[EXTRACT TO READ]
_ _ _ _ _ _ _
This is our present Festival; it is this which we are celebrating today, the Coming of God to Man, that we might go forth, or rather (for this is the more proper expression) that we might go back to God – that putting off of the old man, we might put on the new; and that as we died in Adam, so we might live in Christ, being born with Christ and crucified with Him and buried with Him and rising with Him. For I must undergo the beautiful conversion, and as the painful succeeded the more blissful, so must the more blissful come out of the painful. For where sin abounded grace did much more abound; and if a taste condemned us, how much more does the passion of Christ justify us? Therefore let us keep the Feast, not after the manner of a heathen festival, but after a godly sort; not after the way of the world, but in a fashion above the world; not as our own, but as belonging to Him who is ours, or rather as our master’s; not as of weakness, but as of healing; not as of creation, but of re-creation. (Taken from www.ancient-future.net)

Evangelicals read the Fathers for ‘fresh’ readings of Scripture

The word fresh is in quotation marks above because the freshness of the Fathers is relative to the reader. They themselves are not fresh, for they have mostly been around for 1500 years of more. But to many of us, their ideas can be a breath of fresh air.

When I queried Why Should Evangelicals Read the Fathers?, the third response, from a friend doing a PhD in New Testament who was once a pastor, was ‘To learn how not to do exegesis.’ (The other two were ”Cause they’re awesome‘ and ‘Because they are relevant‘.)

When we first meet patristic exegesis, it can often seem quite unfamiliar to us. And some of it is probably bogus. So why should we even try Reading Scripture with the Church Fathers? (To name a book that addresses this very issue.)

To answer this, I think I’ll use a different approach, one that will hopefully highlight those other reasons to read the Fathers — their awesomeness and relevance. I’ll talk about myself (something bloggers like to do).

My very, very first encounter with patristic exegesis was, thankfully, not the beautiful, lyrical, typological poems of St. Ephraim the Syrian. If it had been, I would have been left very puzzled and very nonplussed. No, it was with level-headed, ‘down-to-earth’, ‘Antiochene’ St. John Chrysostom.
_ _ _ _ _ _ _
[DIRECTION 1] In the text on evangelicals reading the Church Fathers, which Church Father gave the writer a very first encounter with patristic exegesis?

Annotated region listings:
_ _ _ _ _ _ _
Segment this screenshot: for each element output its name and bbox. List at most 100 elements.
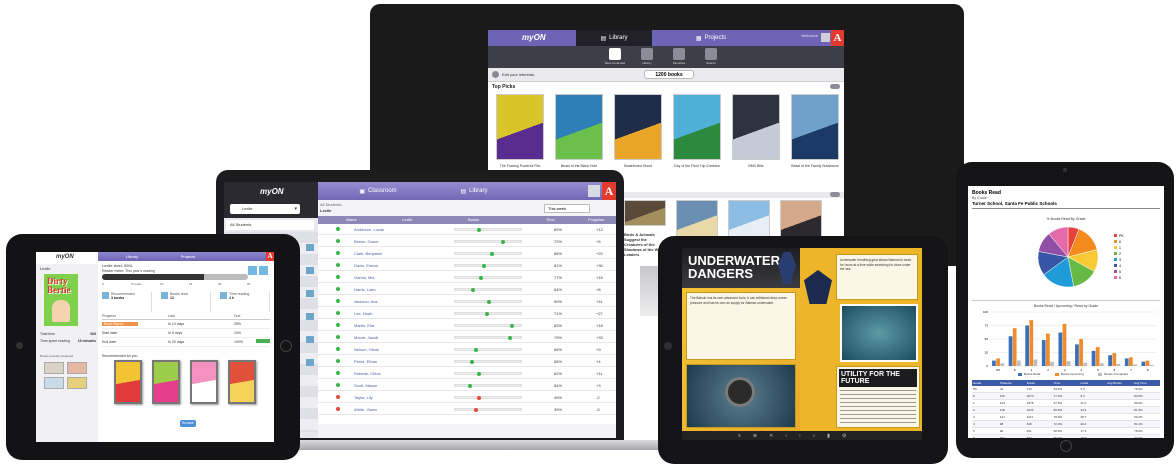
student-name[interactable]: Brown, Grace — [354, 239, 378, 244]
close-icon[interactable]: ✕ — [769, 433, 773, 439]
student-name[interactable]: Jackson, Ava — [354, 299, 378, 304]
student-name[interactable]: Garcia, Mia — [354, 275, 374, 280]
info-label: Total time — [40, 332, 55, 336]
student-name[interactable]: Moore, Jacob — [354, 335, 378, 340]
table-row[interactable]: Davis, Emma 81% +30 — [318, 260, 616, 271]
table-cell: 44 — [999, 387, 1004, 391]
book-title[interactable]: BMX Blitz — [729, 164, 783, 168]
tab-classroom[interactable]: ▣ Classroom — [338, 182, 418, 200]
book-cover[interactable] — [791, 94, 839, 160]
student-name[interactable]: Anderson, Lucas — [354, 227, 384, 232]
student-name[interactable]: Davis, Emma — [354, 263, 378, 268]
table-row[interactable]: Harris, Liam 64% +8 — [318, 284, 616, 295]
zoom-icon[interactable]: ⊕ — [753, 433, 757, 439]
menu-icon[interactable]: ≡ — [738, 433, 741, 439]
more-toggle-icon[interactable] — [830, 84, 840, 89]
audio-icon[interactable]: ♪ — [813, 433, 816, 439]
user-label[interactable]: Welcome — [801, 33, 818, 38]
book-cover[interactable] — [555, 94, 603, 160]
task-name: Book Report — [102, 322, 138, 326]
avatar[interactable] — [588, 185, 600, 197]
book-title[interactable]: Day of the Field Trip Zombies — [670, 164, 724, 168]
edit-interests-link[interactable]: Edit your interests — [502, 72, 534, 77]
student-name[interactable]: Lee, Noah — [354, 311, 372, 316]
more-toggle-icon[interactable] — [830, 192, 840, 197]
column-header[interactable]: Time — [546, 217, 555, 222]
table-row[interactable]: Martin, Ella 83% +18 — [318, 320, 616, 331]
student-name[interactable]: Scott, Mason — [354, 383, 377, 388]
edit-icon[interactable] — [492, 71, 499, 78]
book-cover[interactable] — [114, 360, 142, 404]
tab-library[interactable]: Library — [112, 252, 152, 261]
table-row[interactable]: Jackson, Ava 90% +41 — [318, 296, 616, 307]
table-row[interactable]: Taylor, Lily 45% -2 — [318, 392, 616, 403]
column-header[interactable]: Books — [468, 217, 479, 222]
history-button[interactable]: History — [636, 48, 658, 65]
table-row[interactable]: Nelson, Olivia 66% +9 — [318, 344, 616, 355]
table-row[interactable]: Garcia, Mia 77% +15 — [318, 272, 616, 283]
student-name[interactable]: Clark, Benjamin — [354, 251, 382, 256]
tab-library[interactable]: ▤ Library — [576, 30, 652, 46]
table-row[interactable]: Scott, Mason 54% +3 — [318, 380, 616, 391]
tablet-right-screen: Books Read By Grade Turner School, Santa… — [968, 186, 1164, 438]
stat-card: Recommended 3 books — [102, 292, 152, 312]
home-button[interactable] — [280, 340, 292, 352]
book-cover[interactable] — [228, 360, 256, 404]
favorites-button[interactable]: Favorites — [668, 48, 690, 65]
table-row[interactable]: Lee, Noah 71% +27 — [318, 308, 616, 319]
recommended-button[interactable]: Recommended — [604, 48, 626, 65]
home-button[interactable] — [1060, 440, 1072, 452]
avatar[interactable] — [821, 33, 830, 42]
student-name[interactable]: Taylor, Lily — [354, 395, 373, 400]
student-name[interactable]: Martin, Ella — [354, 323, 374, 328]
tab-projects[interactable]: ▦ Projects — [676, 30, 746, 46]
student-name[interactable]: White, Owen — [354, 407, 377, 412]
search-button[interactable]: Search — [700, 48, 722, 65]
table-cell: 77.9% — [1053, 394, 1063, 398]
student-name[interactable]: Perez, Ethan — [354, 359, 377, 364]
class-selector[interactable]: All Students — [226, 220, 314, 230]
book-cover[interactable] — [728, 200, 770, 240]
table-row[interactable]: Brown, Grace 72% +5 — [318, 236, 616, 247]
column-header[interactable]: Lexile — [402, 217, 412, 222]
section-title: Top Picks — [492, 84, 516, 90]
book-title[interactable]: Beast of the Family Substance — [788, 164, 842, 168]
current-book-cover[interactable]: Dirty Bertie — [44, 274, 78, 326]
student-name[interactable]: Nelson, Olivia — [354, 347, 379, 352]
table-row[interactable]: Book Report In 10 days 25% — [102, 320, 270, 329]
column-header[interactable]: Progress — [588, 217, 604, 222]
book-cover[interactable] — [624, 200, 666, 226]
book-cover[interactable] — [152, 360, 180, 404]
book-cover[interactable] — [614, 94, 662, 160]
tab-projects[interactable]: Projects — [168, 252, 208, 261]
next-icon[interactable]: › — [799, 433, 801, 439]
table-row[interactable]: Moore, Jacob 79% +33 — [318, 332, 616, 343]
book-cover[interactable] — [780, 200, 822, 240]
table-row[interactable]: Clark, Benjamin 68% +22 — [318, 248, 616, 259]
table-row[interactable]: Roberts, Chloe 62% +11 — [318, 368, 616, 379]
book-cover[interactable] — [190, 360, 218, 404]
browse-button[interactable]: Browse — [180, 420, 196, 427]
book-cover[interactable] — [732, 94, 780, 160]
book-title[interactable]: Skateboard Ghoul — [611, 164, 665, 168]
tab-library[interactable]: ▤ Library — [434, 182, 514, 200]
book-cover[interactable] — [676, 200, 718, 240]
table-row[interactable]: Perez, Ethan 58% +4 — [318, 356, 616, 367]
student-name[interactable]: Roberts, Chloe — [354, 371, 381, 376]
table-row[interactable]: White, Owen 39% -5 — [318, 404, 616, 415]
grade-dropdown[interactable]: Lexile ▾ — [230, 204, 300, 214]
student-name[interactable]: Harris, Liam — [354, 287, 376, 292]
period-dropdown[interactable]: This week — [544, 204, 590, 213]
table-row[interactable]: End date In 20 days 100% — [102, 338, 270, 347]
previous-icon[interactable]: ‹ — [785, 433, 787, 439]
book-cover[interactable] — [673, 94, 721, 160]
table-cell: 78.6% — [1053, 415, 1063, 419]
book-title[interactable]: Beast of the Black Hole — [552, 164, 606, 168]
book-title[interactable]: The Fowling Powerful Plot — [493, 164, 547, 168]
column-header[interactable]: Name — [346, 217, 357, 222]
table-row[interactable]: Anderson, Lucas 89% +12 — [318, 224, 616, 235]
settings-icon[interactable]: ⚙ — [842, 433, 846, 439]
table-row[interactable]: Start date In 5 days 10% — [102, 329, 270, 338]
book-cover[interactable] — [496, 94, 544, 160]
bookmark-icon[interactable]: ▮ — [827, 433, 830, 439]
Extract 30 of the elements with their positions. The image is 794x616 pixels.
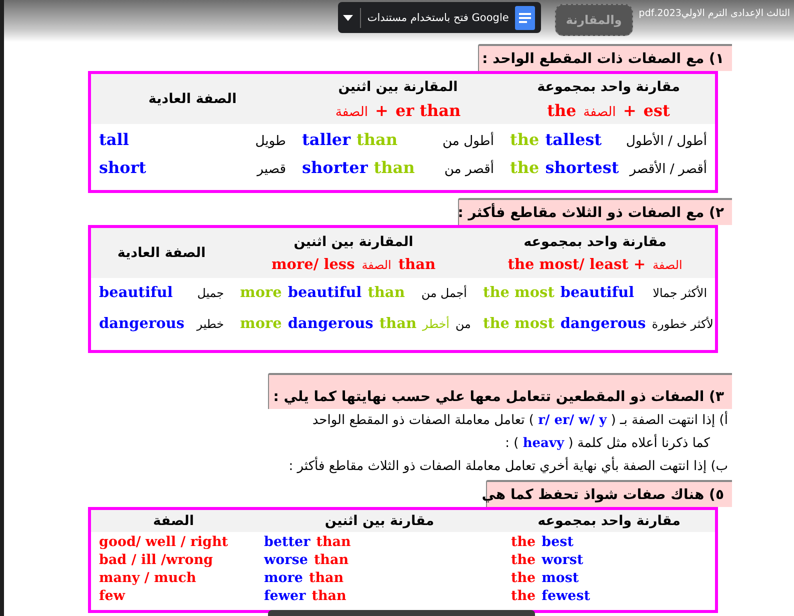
column-title: المقارنة بين اثنين — [338, 78, 458, 94]
table-cell-text: the most — [510, 570, 580, 588]
column-title: مقارنة واحد بمجموعه — [538, 513, 680, 529]
table-cell-text: the worst — [510, 552, 584, 570]
file-title: الثالث الإعدادى الترم الاولي2023.pdf — [638, 7, 790, 19]
table-cell-text: few — [98, 588, 126, 606]
table-cell-text: the fewest — [510, 588, 592, 606]
column-title: مقارنة واحد بمجموعة — [537, 78, 680, 94]
note-line: ب) إذا انتهت الصفة بأي نهاية أخري تعامل معاملة الصفات ذو الثلاث مقاطع فأكثر : — [92, 455, 732, 478]
table-cell-text: many / much — [98, 570, 198, 588]
document-icon — [514, 6, 535, 30]
table-cell-text: worse than — [262, 552, 350, 570]
caret-icon — [342, 14, 354, 22]
column-title: الصفة العادية — [117, 245, 206, 261]
section-heading: ٢) مع الصفات ذو الثلاث مقاطع فأكثر : — [458, 198, 732, 225]
column-title: مقارنة بين اثنين — [324, 513, 434, 529]
table-cell-text: good/ well / right — [98, 534, 230, 552]
column-title: مقارنة واحد بمجموعه — [524, 234, 666, 250]
table-cell-text: better than — [263, 534, 352, 552]
table-cell-text: bad / ill /wrong — [98, 552, 214, 570]
section-heading: ٣) الصفات ذو المقطعين تتعامل معها علي حسب نهايتها كما يلي : — [268, 373, 732, 409]
table-cell-text: the best — [510, 534, 575, 552]
open-with-docs-button[interactable]: فتح باستخدام مستندات Google — [338, 2, 541, 33]
table-cell-text: fewer than — [263, 588, 348, 606]
section-heading: ١) مع الصفات ذات المقطع الواحد : — [478, 44, 732, 71]
table-cell-text: more than — [263, 570, 345, 588]
tooltip: والمقارنة — [554, 4, 633, 36]
column-title: المقارنة بين اثنين — [294, 234, 414, 250]
column-title: الصفة العادية — [148, 91, 237, 107]
column-title: الصفة — [153, 513, 194, 529]
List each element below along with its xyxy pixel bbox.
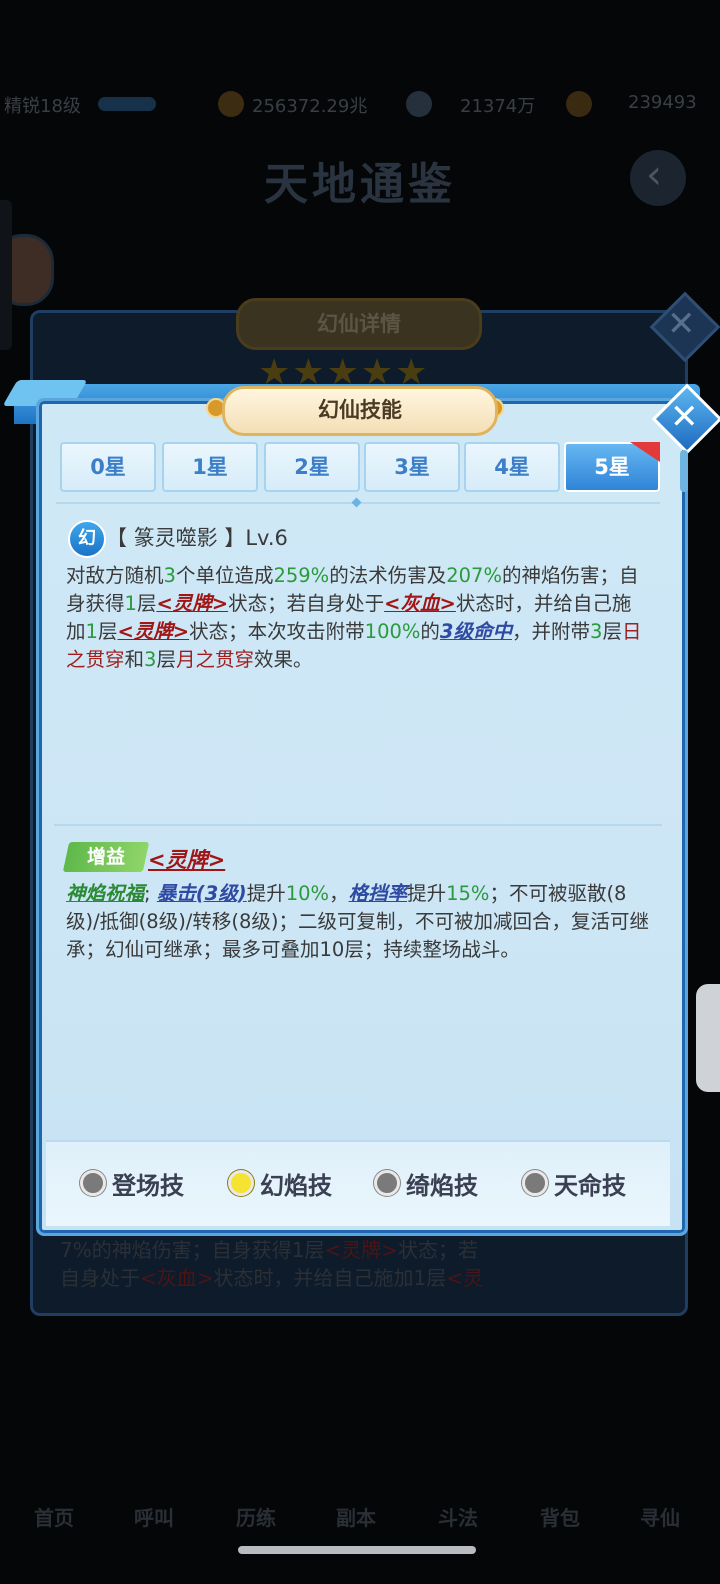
text-segment: 3 [144, 648, 157, 671]
text-segment: 层 [136, 592, 157, 615]
text-segment: 的法术伤害及 [329, 564, 447, 587]
tab-2-star[interactable]: 2星 [264, 442, 360, 492]
back-button [630, 150, 686, 206]
text-segment: 3 [163, 564, 176, 587]
currency2-amount: 21374万 [460, 96, 536, 117]
skill-type-icon: 幻 [68, 520, 106, 558]
text-segment: 提升 [246, 882, 286, 905]
text-segment[interactable]: 3级命中 [440, 620, 512, 643]
nav-item: 斗法 [438, 1506, 478, 1530]
section-divider [54, 824, 662, 826]
tab-5-star[interactable]: 5星 [564, 442, 660, 492]
level-progress-bar [98, 97, 156, 111]
close-icon[interactable]: ✕ [670, 397, 699, 437]
currency2-icon [406, 91, 432, 117]
gold-amount: 256372.29兆 [252, 96, 368, 117]
nav-item: 首页 [34, 1506, 74, 1530]
radio-label: 绮焰技 [406, 1171, 478, 1200]
nav-item: 寻仙 [640, 1506, 680, 1530]
radio-dot [374, 1170, 400, 1196]
buff-tag: 增益 [62, 842, 150, 872]
radio-label: 登场技 [112, 1171, 184, 1200]
screen-title: 天地通鉴 [264, 159, 456, 210]
currency3-icon [566, 91, 592, 117]
buff-name[interactable]: <灵牌> [148, 844, 225, 874]
text-segment: 100% [364, 620, 421, 643]
radio-brocade-flame-skill[interactable]: 绮焰技 [374, 1168, 478, 1200]
dim-desc-line1: 7%的神焰伤害；自身获得1层<灵牌>状态；若 [60, 1238, 478, 1262]
buff-description: 神焰祝福; 暴击(3级)提升10%，格挡率提升15%；不可被驱散(8级)/抵御(… [66, 880, 656, 964]
text-segment[interactable]: 格挡率 [349, 882, 408, 905]
text-segment[interactable]: 神焰祝福 [66, 882, 144, 905]
text-segment: 1 [124, 592, 137, 615]
text-segment: 207% [446, 564, 502, 587]
text-segment: 层 [156, 648, 176, 671]
text-segment: 月之贯穿 [175, 648, 254, 671]
text-segment: 的 [420, 620, 440, 643]
radio-destiny-skill[interactable]: 天命技 [522, 1168, 626, 1200]
tab-4-star[interactable]: 4星 [464, 442, 560, 492]
dim-desc-line2: 自身处于<灰血>状态时，并给自己施加1层<灵 [60, 1266, 484, 1290]
text-segment: ; [144, 882, 157, 905]
text-segment: 状态；若自身处于 [228, 592, 385, 615]
text-segment[interactable]: <灵牌> [156, 592, 228, 615]
radio-label: 幻焰技 [260, 1171, 332, 1200]
text-segment[interactable]: 暴击(3级) [157, 882, 247, 905]
skill-description: 对敌方随机3个单位造成259%的法术伤害及207%的神焰伤害；自身获得1层<灵牌… [66, 562, 646, 674]
nav-item: 历练 [236, 1506, 276, 1530]
text-segment: 层 [97, 620, 118, 643]
text-segment: 效果。 [253, 648, 313, 671]
text-segment: ，并附带 [512, 620, 591, 643]
text-segment: 提升 [407, 882, 447, 905]
nav-item: 副本 [336, 1506, 376, 1530]
resource-bar: 精锐18级 256372.29兆 21374万 239493 [0, 88, 720, 122]
dialog-title: 幻仙技能 [222, 386, 498, 436]
side-drawer-handle[interactable] [696, 984, 720, 1092]
radio-label: 天命技 [554, 1171, 626, 1200]
text-segment: 3 [590, 620, 603, 643]
tab-1-star[interactable]: 1星 [162, 442, 258, 492]
star-tabs: 0星 1星 2星 3星 4星 5星 [60, 442, 660, 492]
tab-5-star-label: 5星 [594, 455, 630, 479]
bottom-nav: 首页 呼叫 历练 副本 斗法 背包 寻仙 [0, 1440, 720, 1530]
radio-dot-selected [228, 1170, 254, 1196]
text-segment: 个单位造成 [175, 564, 274, 587]
home-indicator[interactable] [238, 1546, 476, 1554]
radio-phantom-flame-skill[interactable]: 幻焰技 [228, 1168, 332, 1200]
text-segment: 15% [446, 882, 490, 905]
tab-0-star[interactable]: 0星 [60, 442, 156, 492]
text-segment: 和 [124, 648, 145, 671]
text-segment: 10% [285, 882, 330, 905]
nav-item: 呼叫 [134, 1506, 174, 1530]
currency3-amount: 239493 [628, 92, 697, 113]
text-segment: 259% [273, 564, 330, 587]
nav-item: 背包 [540, 1506, 580, 1530]
radio-entrance-skill[interactable]: 登场技 [80, 1168, 184, 1200]
left-edge-tab [0, 200, 12, 350]
tab-3-star[interactable]: 3星 [364, 442, 460, 492]
gold-icon [218, 91, 244, 117]
detail-title: 幻仙详情 [236, 298, 482, 350]
radio-dot [522, 1170, 548, 1196]
active-tab-marker [630, 442, 660, 462]
text-segment: 1 [85, 620, 98, 643]
level-text: 精锐18级 [4, 96, 81, 117]
text-segment[interactable]: <灵牌> [117, 620, 189, 643]
text-segment: ， [329, 882, 349, 905]
skill-name: 【 篆灵噬影 】Lv.6 [106, 526, 288, 550]
text-segment: 状态；本次攻击附带 [189, 620, 365, 643]
text-segment: 对敌方随机 [66, 564, 164, 587]
tassel-ornament [680, 450, 688, 492]
close-icon: ✕ [667, 304, 696, 344]
radio-dot [80, 1170, 106, 1196]
text-segment: 层 [602, 620, 622, 643]
text-segment[interactable]: <灰血> [384, 592, 456, 615]
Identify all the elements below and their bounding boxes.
_ _ _ _ _ _ _
[DIRECTION 2] From the records, output every line from the one containing "text-segment: 3 [144, 648, 157, 671]" down to the one containing "level-progress-bar [98, 97, 156, 111]", both included, copied without any change.

[TASK SOLUTION 1] St. John Chrysostom.

[TASK SOLUTION 2]
text-segment: 3 [144, 648, 157, 671]
text-segment: 层 [136, 592, 157, 615]
text-segment: 的法术伤害及 [329, 564, 447, 587]
tab-2-star[interactable]: 2星 [264, 442, 360, 492]
back-button [630, 150, 686, 206]
text-segment: 3 [163, 564, 176, 587]
currency2-amount: 21374万 [460, 96, 536, 117]
skill-type-icon: 幻 [68, 520, 106, 558]
text-segment: 提升 [246, 882, 286, 905]
text-segment[interactable]: 3级命中 [440, 620, 512, 643]
nav-item: 斗法 [438, 1506, 478, 1530]
section-divider [54, 824, 662, 826]
tab-5-star[interactable]: 5星 [564, 442, 660, 492]
level-progress-bar [98, 97, 156, 111]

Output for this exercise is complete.